** start Records for this exercise **
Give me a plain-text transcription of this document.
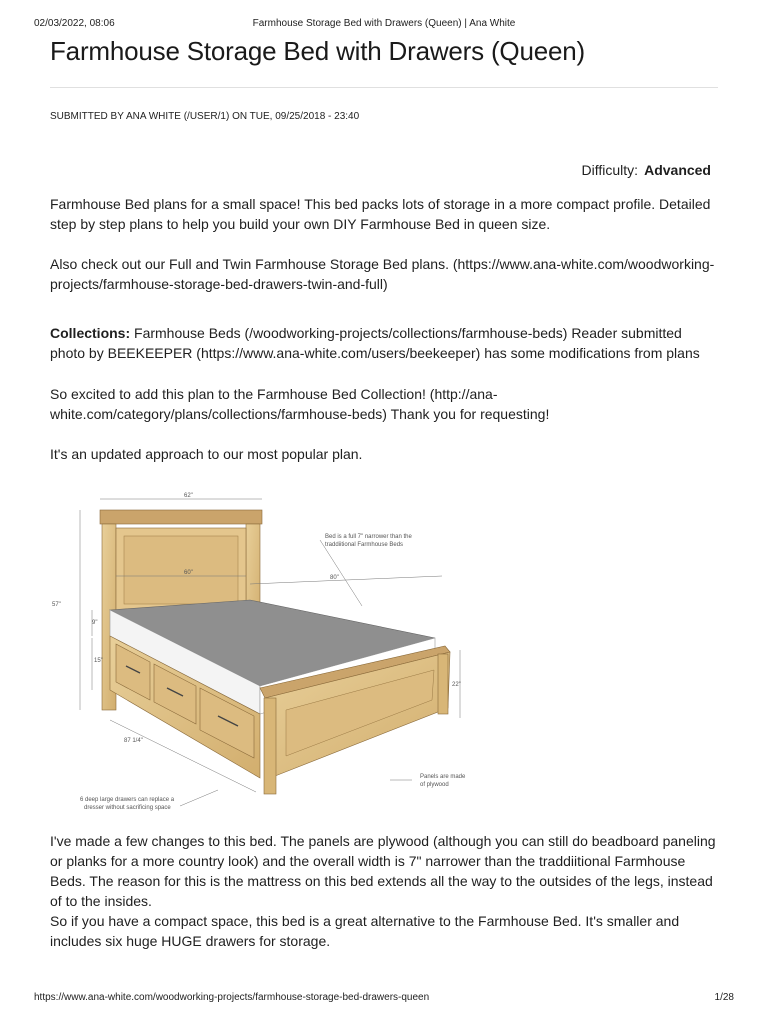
02/03/2022, 08:06	Farmhouse Storage Bed with Drawers (Queen) | Ana White
Farmhouse Storage Bed with Drawers (Queen)
SUBMITTED BY ANA WHITE (/USER/1) ON TUE, 09/25/2018 - 23:40
Difficulty: Advanced

Farmhouse Bed plans for a small space! This bed packs lots of storage in a more compact profile. Detailed step by step plans to help you build your own DIY Farmhouse Bed in queen size.

Also check out our Full and Twin Farmhouse Storage Bed plans. (https://www.ana-white.com/woodworking-projects/farmhouse-storage-bed-drawers-twin-and-full)

Collections: Farmhouse Beds (/woodworking-projects/collections/farmhouse-beds) Reader submitted photo by BEEKEEPER (https://www.ana-white.com/users/beekeeper) has some modifications from plans

So excited to add this plan to the Farmhouse Bed Collection! (http://ana-white.com/category/plans/collections/farmhouse-beds) Thank you for requesting!

It's an updated approach to our most popular plan.

62"
60"
80"
57"
9"
15"
22"
87 1/4"
Bed is a full 7" narrower than the
traddiitional Farmhouse Beds
Panels are made
of plywood
6 deep large drawers can replace a
dresser without sacrificing space

I've made a few changes to this bed. The panels are plywood (although you can still do beadboard paneling or planks for a more country look) and the overall width is 7" narrower than the traddiitional Farmhouse Beds. The reason for this is the mattress on this bed extends all the way to the outsides of the legs, instead of to the insides.

So if you have a compact space, this bed is a great alternative to the Farmhouse Bed. It's smaller and includes six huge HUGE drawers for storage.

https://www.ana-white.com/woodworking-projects/farmhouse-storage-bed-drawers-queen	1/28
** end Records for this exercise **
Locate the lines above that contain "plans" and copy them.

Farmhouse Bed plans for a small space! This bed packs lots of storage in a more compact profile. Detailed step by step plans to help you build your own DIY Farmhouse Bed in queen size.
Also check out our Full and Twin Farmhouse Storage Bed plans. (https://www.ana-white.com/woodworking-projects/farmhouse-storage-bed-drawers-twin-and-full)
Collections: Farmhouse Beds (/woodworking-projects/collections/farmhouse-beds) Reader submitted photo by BEEKEEPER (https://www.ana-white.com/users/beekeeper) has some modifications from plans
So excited to add this plan to the Farmhouse Bed Collection! (http://ana-white.com/category/plans/collections/farmhouse-beds) Thank you for requesting!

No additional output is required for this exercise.